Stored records
Begin

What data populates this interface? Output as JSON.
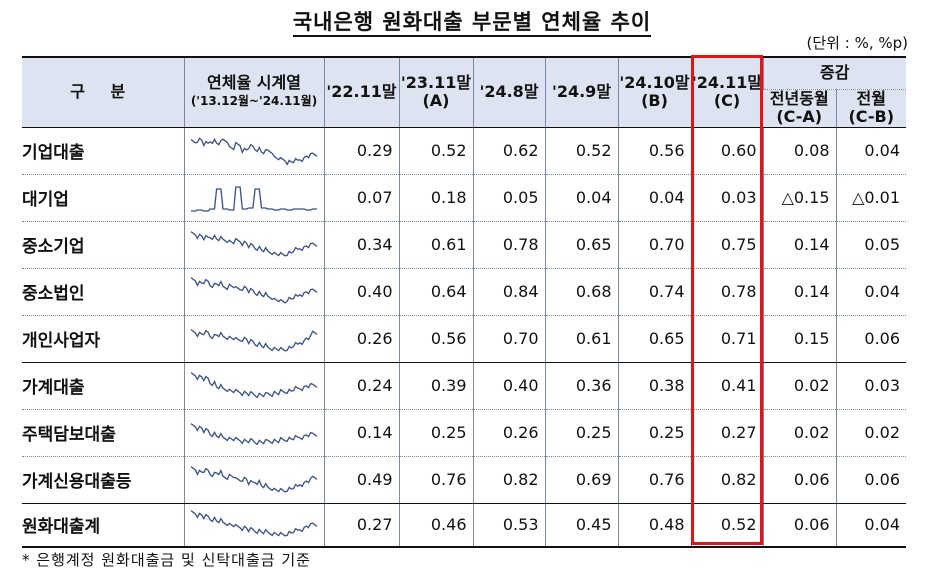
{
  "title": "국내은행 원화대출 부문별 연체율 추이",
  "unit": "(단위 : %, %p)",
  "header": {
    "category": "구  분",
    "sparkline": "연체율 시계열",
    "sparkline_sub": "('13.12월~'24.11월)",
    "cols": [
      {
        "line1": "'22.11말",
        "line2": ""
      },
      {
        "line1": "'23.11말",
        "line2": "(A)"
      },
      {
        "line1": "'24.8말",
        "line2": ""
      },
      {
        "line1": "'24.9말",
        "line2": ""
      },
      {
        "line1": "'24.10말",
        "line2": "(B)"
      },
      {
        "line1": "'24.11말",
        "line2": "(C)"
      }
    ],
    "change_group": "증감",
    "change_cols": [
      {
        "line1": "전년동월",
        "line2": "(C-A)"
      },
      {
        "line1": "전월",
        "line2": "(C-B)"
      }
    ]
  },
  "rows": [
    {
      "label": "기업대출",
      "values": [
        "0.29",
        "0.52",
        "0.62",
        "0.52",
        "0.56",
        "0.60",
        "0.08",
        "0.04"
      ]
    },
    {
      "label": "대기업",
      "values": [
        "0.07",
        "0.18",
        "0.05",
        "0.04",
        "0.04",
        "0.03",
        "△0.15",
        "△0.01"
      ]
    },
    {
      "label": "중소기업",
      "values": [
        "0.34",
        "0.61",
        "0.78",
        "0.65",
        "0.70",
        "0.75",
        "0.14",
        "0.05"
      ]
    },
    {
      "label": "중소법인",
      "values": [
        "0.40",
        "0.64",
        "0.84",
        "0.68",
        "0.74",
        "0.78",
        "0.14",
        "0.04"
      ]
    },
    {
      "label": "개인사업자",
      "values": [
        "0.26",
        "0.56",
        "0.70",
        "0.61",
        "0.65",
        "0.71",
        "0.15",
        "0.06"
      ]
    },
    {
      "label": "가계대출",
      "values": [
        "0.24",
        "0.39",
        "0.40",
        "0.36",
        "0.38",
        "0.41",
        "0.02",
        "0.03"
      ]
    },
    {
      "label": "주택담보대출",
      "values": [
        "0.14",
        "0.25",
        "0.26",
        "0.25",
        "0.25",
        "0.27",
        "0.02",
        "0.02"
      ]
    },
    {
      "label": "가계신용대출등",
      "values": [
        "0.49",
        "0.76",
        "0.82",
        "0.69",
        "0.76",
        "0.82",
        "0.06",
        "0.06"
      ]
    },
    {
      "label": "원화대출계",
      "values": [
        "0.27",
        "0.46",
        "0.53",
        "0.45",
        "0.48",
        "0.52",
        "0.06",
        "0.04"
      ]
    }
  ],
  "footnote": "* 은행계정 원화대출금 및 신탁대출금 기준",
  "colors": {
    "header_bg": "#dde3f1",
    "highlight": "#e01616",
    "sparkline": "#3b4f8a"
  }
}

End

--- Problem to work on ---
Make an exact copy of all entries above, dropping the images.

--- Output for this task ---
What data populates this interface? Output as JSON.
{
  "title": "국내은행 원화대출 부문별 연체율 추이",
  "unit": "(단위 : %, %p)",
  "header": {
    "category": "구  분",
    "sparkline": "연체율 시계열",
    "sparkline_sub": "('13.12월~'24.11월)",
    "cols": [
      {
        "line1": "'22.11말",
        "line2": ""
      },
      {
        "line1": "'23.11말",
        "line2": "(A)"
      },
      {
        "line1": "'24.8말",
        "line2": ""
      },
      {
        "line1": "'24.9말",
        "line2": ""
      },
      {
        "line1": "'24.10말",
        "line2": "(B)"
      },
      {
        "line1": "'24.11말",
        "line2": "(C)"
      }
    ],
    "change_group": "증감",
    "change_cols": [
      {
        "line1": "전년동월",
        "line2": "(C-A)"
      },
      {
        "line1": "전월",
        "line2": "(C-B)"
      }
    ]
  },
  "rows": [
    {
      "label": "기업대출",
      "values": [
        "0.29",
        "0.52",
        "0.62",
        "0.52",
        "0.56",
        "0.60",
        "0.08",
        "0.04"
      ]
    },
    {
      "label": "대기업",
      "values": [
        "0.07",
        "0.18",
        "0.05",
        "0.04",
        "0.04",
        "0.03",
        "△0.15",
        "△0.01"
      ]
    },
    {
      "label": "중소기업",
      "values": [
        "0.34",
        "0.61",
        "0.78",
        "0.65",
        "0.70",
        "0.75",
        "0.14",
        "0.05"
      ]
    },
    {
      "label": "중소법인",
      "values": [
        "0.40",
        "0.64",
        "0.84",
        "0.68",
        "0.74",
        "0.78",
        "0.14",
        "0.04"
      ]
    },
    {
      "label": "개인사업자",
      "values": [
        "0.26",
        "0.56",
        "0.70",
        "0.61",
        "0.65",
        "0.71",
        "0.15",
        "0.06"
      ]
    },
    {
      "label": "가계대출",
      "values": [
        "0.24",
        "0.39",
        "0.40",
        "0.36",
        "0.38",
        "0.41",
        "0.02",
        "0.03"
      ]
    },
    {
      "label": "주택담보대출",
      "values": [
        "0.14",
        "0.25",
        "0.26",
        "0.25",
        "0.25",
        "0.27",
        "0.02",
        "0.02"
      ]
    },
    {
      "label": "가계신용대출등",
      "values": [
        "0.49",
        "0.76",
        "0.82",
        "0.69",
        "0.76",
        "0.82",
        "0.06",
        "0.06"
      ]
    },
    {
      "label": "원화대출계",
      "values": [
        "0.27",
        "0.46",
        "0.53",
        "0.45",
        "0.48",
        "0.52",
        "0.06",
        "0.04"
      ]
    }
  ],
  "footnote": "* 은행계정 원화대출금 및 신탁대출금 기준",
  "colors": {
    "header_bg": "#dde3f1",
    "highlight": "#e01616",
    "sparkline": "#3b4f8a"
  }
}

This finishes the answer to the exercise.